What you return must be the complete listing, unchanged.

-------- Dataset excerpts

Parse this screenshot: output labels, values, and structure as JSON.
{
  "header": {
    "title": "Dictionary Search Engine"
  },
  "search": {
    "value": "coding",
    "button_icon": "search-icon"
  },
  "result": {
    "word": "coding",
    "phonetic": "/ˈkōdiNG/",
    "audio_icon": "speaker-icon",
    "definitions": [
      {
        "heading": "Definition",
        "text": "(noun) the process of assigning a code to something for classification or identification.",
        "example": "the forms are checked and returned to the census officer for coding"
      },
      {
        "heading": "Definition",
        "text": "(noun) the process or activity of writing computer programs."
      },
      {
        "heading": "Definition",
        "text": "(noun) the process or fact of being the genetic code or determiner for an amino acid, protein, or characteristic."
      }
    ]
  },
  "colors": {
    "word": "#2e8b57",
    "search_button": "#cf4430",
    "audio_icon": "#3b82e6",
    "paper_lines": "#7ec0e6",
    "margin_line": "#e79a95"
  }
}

----------------

§ Exercise answer:
Parse this screenshot: output labels, values, and structure as JSON.
{
  "header": {
    "title": "Dictionary Search Engine"
  },
  "search": {
    "value": "coding",
    "button_icon": "search-icon"
  },
  "result": {
    "word": "coding",
    "phonetic": "/ˈkōdiNG/",
    "audio_icon": "speaker-icon",
    "definitions": [
      {
        "heading": "Definition",
        "text": "(noun) the process of assigning a code to something for classification or identification.",
        "example": "the forms are checked and returned to the census officer for coding"
      },
      {
        "heading": "Definition",
        "text": "(noun) the process or activity of writing computer programs."
      },
      {
        "heading": "Definition",
        "text": "(noun) the process or fact of being the genetic code or determiner for an amino acid, protein, or characteristic."
      }
    ]
  },
  "colors": {
    "word": "#2e8b57",
    "search_button": "#cf4430",
    "audio_icon": "#3b82e6",
    "paper_lines": "#7ec0e6",
    "margin_line": "#e79a95"
  }
}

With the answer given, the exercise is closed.